GIVEN PROBLEM: Restate the data exactly as given and keep the pictures out.

INFORMATION GIVEN:
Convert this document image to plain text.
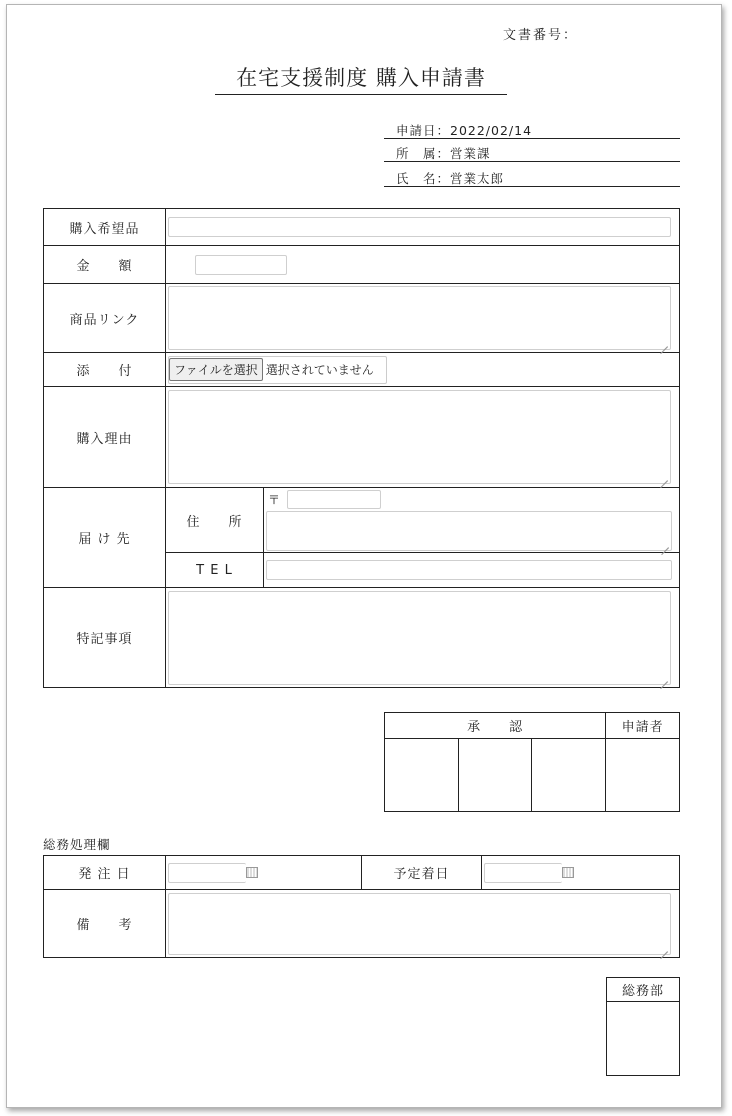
文書番号：
在宅支援制度 購入申請書
申請日：2022/02/14
所　属：営業課
氏　名：営業太郎
購入希望品		

金　　額		

商品リンク		

添　　付	ファイルを選択 選択されていません	

購入理由		

届 け 先	住　　所	〒

	T E L	

特記事項		
承　　認			申請者

総務処理欄
発 注 日		予定着日	

備　　考			
総務部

SOLUTION TO THIS TASK:
Convert this document image to plain text.
文書番号：
在宅支援制度 購入申請書
申請日：2022/02/14
所　属：営業課
氏　名：営業太郎
購入希望品		

金　　額		

商品リンク		

添　　付	ファイルを選択 選択されていません	

購入理由		

届 け 先	住　　所	〒

	T E L	

特記事項		
承　　認			申請者

総務処理欄
発 注 日		予定着日	

備　　考			
総務部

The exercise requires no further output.